Senator McCain on May 20, also in Miami, spoke about his strategy in the region and made clear that his policy on Cuba would be more of the same: “The embargo must stay in place until…”
President Bush also took the May 20 observance as an occasion to speak about U.S. policy and the changes occurring on the Island. Besides the usual points we so often hear from President Bush and the administration, on May 21the President announced a new initiative in which the United States Government, responding to Cuba’s announcement that cell phones would be allowed for its citizens, would permit Americans to send cell phones to the Island. It seems to us that, if the President wants to encourage communication on and with the island, he should find positive ways to communicate with the island’s leaders himself. And he should remove restrictions on travel and trade between our two nations. Reform of U.S. policy would do more for Cubans than sending them cell phones. See his full remarks http://www.whitehouse.gov/news/releases/2008/05/20080521.html.
• Perhaps the President could better avail himself of positive avenues of communication with Cuba if he would listen to the dissidents themselves. In a well-publicized May 6 videoconference between the President and Marta Beatriz Roque, leader of the Assembly to Promote Civil Society, Ms. Roque directly advised the President to ease U.S. restrictions on Cuban-American family travel and remittances to Cuba, a position she took first in November 2006, along with several other prominent dissidents. The President ignored her call for change. In reference to this videoconference, members of the House of Representatives sent a letter to President Bush, calling on him to heed the advice of the Cuban dissidents that he so often quotes and to whom he directs substantial aid. To read the congressional letter, click here. And read on to learn more about U.S. aid to dissidents.
• The Cuban Government called a press conference on Monday, May 19 in which they said they had evidence that Michael Parmly, the head of the U.S. Interests Section in Havana, had delivered funds directly to dissident groups. The most disturbing part of this is that it appears that some of the funds came from Fundacion Rescate Juridico, an exile group created by Santiago Alvarez, an exile militant jailed in the United States on weapons charges, and a prime benefactor of accused terrorist Luis Posada Carriles.
Well, if you have read this far, congratulations. We appreciate your perseverance—in reading this update and in continuing to work for a just Cuba policy. Change is in the air.

> [Bounding box prediction data]
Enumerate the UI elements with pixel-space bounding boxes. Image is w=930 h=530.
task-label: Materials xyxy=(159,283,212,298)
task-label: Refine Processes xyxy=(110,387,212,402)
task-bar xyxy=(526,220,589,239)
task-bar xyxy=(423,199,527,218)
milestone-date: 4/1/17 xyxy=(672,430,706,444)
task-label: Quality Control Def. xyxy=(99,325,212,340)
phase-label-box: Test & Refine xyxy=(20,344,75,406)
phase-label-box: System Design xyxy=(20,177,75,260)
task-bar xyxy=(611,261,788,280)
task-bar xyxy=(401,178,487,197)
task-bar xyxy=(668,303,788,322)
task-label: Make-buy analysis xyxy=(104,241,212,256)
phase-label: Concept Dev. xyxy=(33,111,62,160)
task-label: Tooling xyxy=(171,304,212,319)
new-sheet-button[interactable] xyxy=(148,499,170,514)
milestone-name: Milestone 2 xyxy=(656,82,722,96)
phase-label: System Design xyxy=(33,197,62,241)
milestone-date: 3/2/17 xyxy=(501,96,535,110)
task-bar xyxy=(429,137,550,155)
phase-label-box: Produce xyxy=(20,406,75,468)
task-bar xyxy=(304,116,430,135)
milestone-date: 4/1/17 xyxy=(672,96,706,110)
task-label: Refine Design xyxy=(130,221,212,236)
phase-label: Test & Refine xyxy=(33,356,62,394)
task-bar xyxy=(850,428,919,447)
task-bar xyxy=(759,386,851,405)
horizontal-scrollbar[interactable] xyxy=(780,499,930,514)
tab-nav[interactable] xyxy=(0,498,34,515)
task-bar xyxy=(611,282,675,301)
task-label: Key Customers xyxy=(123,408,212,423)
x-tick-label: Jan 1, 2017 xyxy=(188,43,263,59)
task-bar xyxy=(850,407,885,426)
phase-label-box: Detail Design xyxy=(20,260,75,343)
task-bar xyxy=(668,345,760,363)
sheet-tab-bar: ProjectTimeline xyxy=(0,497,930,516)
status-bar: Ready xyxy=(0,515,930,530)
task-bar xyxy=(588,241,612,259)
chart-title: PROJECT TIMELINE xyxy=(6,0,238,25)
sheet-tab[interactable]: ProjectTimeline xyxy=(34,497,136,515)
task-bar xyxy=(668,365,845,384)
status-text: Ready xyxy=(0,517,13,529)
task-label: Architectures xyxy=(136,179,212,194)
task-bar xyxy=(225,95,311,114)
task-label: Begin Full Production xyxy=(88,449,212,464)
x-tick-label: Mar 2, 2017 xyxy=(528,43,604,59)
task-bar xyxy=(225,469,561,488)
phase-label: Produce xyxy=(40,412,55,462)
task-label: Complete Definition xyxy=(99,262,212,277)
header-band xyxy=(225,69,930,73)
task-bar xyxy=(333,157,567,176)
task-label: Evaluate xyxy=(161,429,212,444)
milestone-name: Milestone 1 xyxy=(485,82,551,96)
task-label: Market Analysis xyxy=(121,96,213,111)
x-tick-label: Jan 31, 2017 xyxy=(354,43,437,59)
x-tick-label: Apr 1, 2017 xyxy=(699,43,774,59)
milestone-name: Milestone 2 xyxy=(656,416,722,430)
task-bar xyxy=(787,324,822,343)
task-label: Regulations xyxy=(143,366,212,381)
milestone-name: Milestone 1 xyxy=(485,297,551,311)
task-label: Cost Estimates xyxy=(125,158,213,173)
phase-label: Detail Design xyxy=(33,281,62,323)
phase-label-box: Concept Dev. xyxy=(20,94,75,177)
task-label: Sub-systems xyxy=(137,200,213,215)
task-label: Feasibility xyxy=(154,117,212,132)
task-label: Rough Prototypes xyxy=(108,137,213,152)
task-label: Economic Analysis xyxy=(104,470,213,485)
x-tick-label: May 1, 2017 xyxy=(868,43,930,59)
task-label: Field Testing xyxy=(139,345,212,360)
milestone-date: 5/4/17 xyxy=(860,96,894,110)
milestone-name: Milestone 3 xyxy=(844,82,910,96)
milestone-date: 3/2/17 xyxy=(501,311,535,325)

> [Required work]
• 1. Render this sentence from the Cuba update in Spanish: "Reform of U.S. policy would do more for Cubans than sending them cell phones."
• 2. Write out word for word the passage of the Cuba update that opens with the words containing "Well, if you" and closes with "in the air.".

> [Responses by task]
• 1. Una reforma de la política de EE. UU. haría más por los cubanos que enviarles teléfonos celulares.

• 2.
Well, if you have read this far, congratulations. We appreciate your perseverance—in reading this update and in continuing to work for a just Cuba policy. Change is in the air.